▸ REQUIRED TASK
Look through the material below for "orifice". Copy every line that contains it.

▸ RAW DATA

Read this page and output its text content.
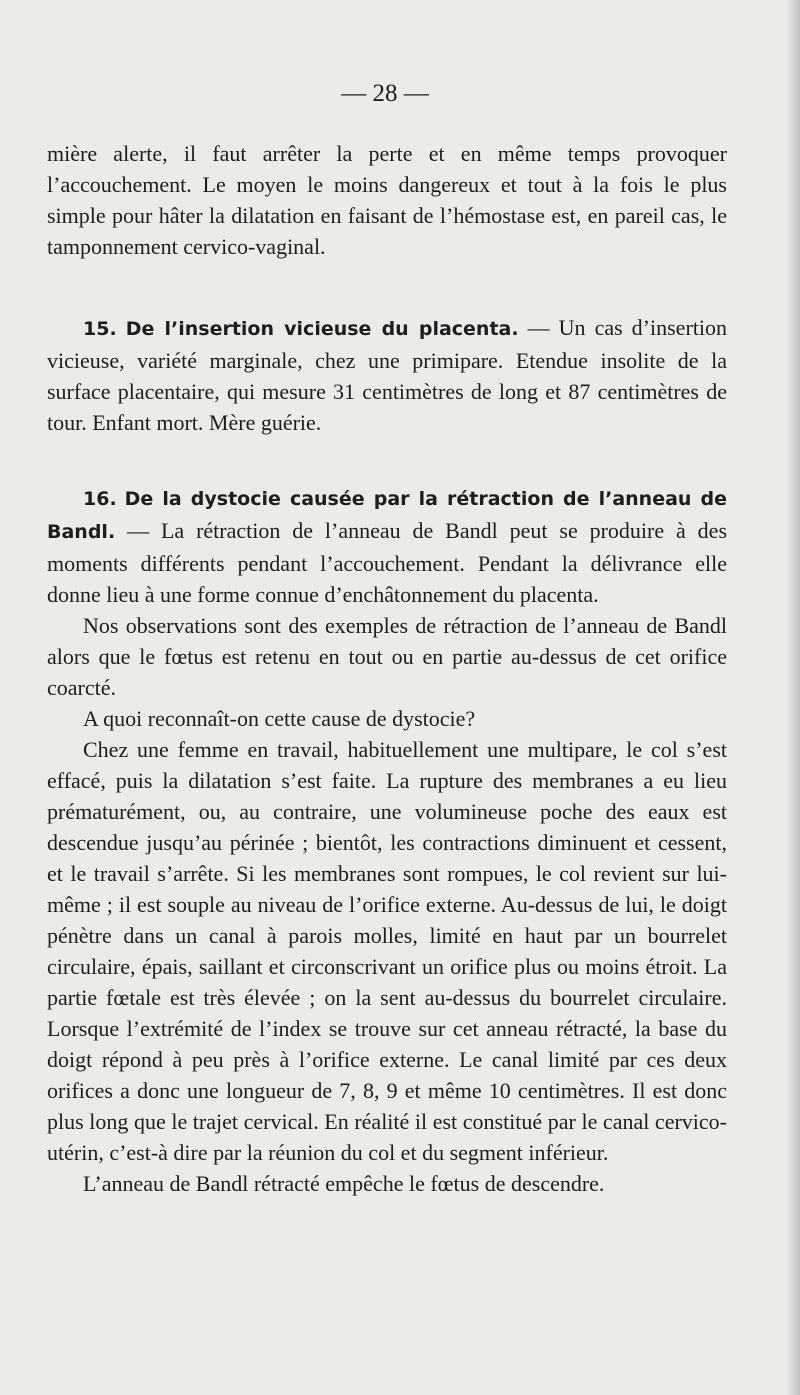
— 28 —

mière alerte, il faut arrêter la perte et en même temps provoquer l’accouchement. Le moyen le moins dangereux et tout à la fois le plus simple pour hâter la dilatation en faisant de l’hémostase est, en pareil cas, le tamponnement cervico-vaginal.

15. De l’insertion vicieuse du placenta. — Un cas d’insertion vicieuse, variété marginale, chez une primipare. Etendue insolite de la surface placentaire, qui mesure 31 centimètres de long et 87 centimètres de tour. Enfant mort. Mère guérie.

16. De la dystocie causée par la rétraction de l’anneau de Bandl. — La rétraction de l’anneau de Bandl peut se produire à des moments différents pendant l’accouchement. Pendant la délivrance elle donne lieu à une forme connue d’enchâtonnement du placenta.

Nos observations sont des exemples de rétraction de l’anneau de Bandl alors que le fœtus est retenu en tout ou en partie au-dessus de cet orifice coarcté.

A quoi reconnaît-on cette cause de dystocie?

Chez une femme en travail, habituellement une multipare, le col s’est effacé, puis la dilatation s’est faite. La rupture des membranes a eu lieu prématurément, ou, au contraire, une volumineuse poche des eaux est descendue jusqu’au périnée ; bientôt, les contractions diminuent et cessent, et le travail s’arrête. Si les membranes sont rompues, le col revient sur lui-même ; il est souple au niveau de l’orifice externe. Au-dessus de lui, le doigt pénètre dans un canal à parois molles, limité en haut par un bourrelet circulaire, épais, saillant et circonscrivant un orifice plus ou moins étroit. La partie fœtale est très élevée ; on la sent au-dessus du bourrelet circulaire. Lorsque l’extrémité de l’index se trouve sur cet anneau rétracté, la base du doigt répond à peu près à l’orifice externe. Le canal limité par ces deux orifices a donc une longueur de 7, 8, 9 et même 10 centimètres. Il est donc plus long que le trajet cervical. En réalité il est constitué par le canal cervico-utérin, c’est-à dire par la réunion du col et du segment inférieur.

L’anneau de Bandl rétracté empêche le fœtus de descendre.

▸ RESULT OF THIS TASK
Nos observations sont des exemples de rétraction de l’anneau de Bandl alors que le fœtus est retenu en tout ou en partie au-dessus de cet orifice coarcté.
Chez une femme en travail, habituellement une multipare, le col s’est effacé, puis la dilatation s’est faite. La rupture des membranes a eu lieu prématurément, ou, au contraire, une volumineuse poche des eaux est descendue jusqu’au périnée ; bientôt, les contractions diminuent et cessent, et le travail s’arrête. Si les membranes sont rompues, le col revient sur lui-même ; il est souple au niveau de l’orifice externe. Au-dessus de lui, le doigt pénètre dans un canal à parois molles, limité en haut par un bourrelet circulaire, épais, saillant et circonscrivant un orifice plus ou moins étroit. La partie fœtale est très élevée ; on la sent au-dessus du bourrelet circulaire. Lorsque l’extrémité de l’index se trouve sur cet anneau rétracté, la base du doigt répond à peu près à l’orifice externe. Le canal limité par ces deux orifices a donc une longueur de 7, 8, 9 et même 10 centimètres. Il est donc plus long que le trajet cervical. En réalité il est constitué par le canal cervico-utérin, c’est-à dire par la réunion du col et du segment inférieur.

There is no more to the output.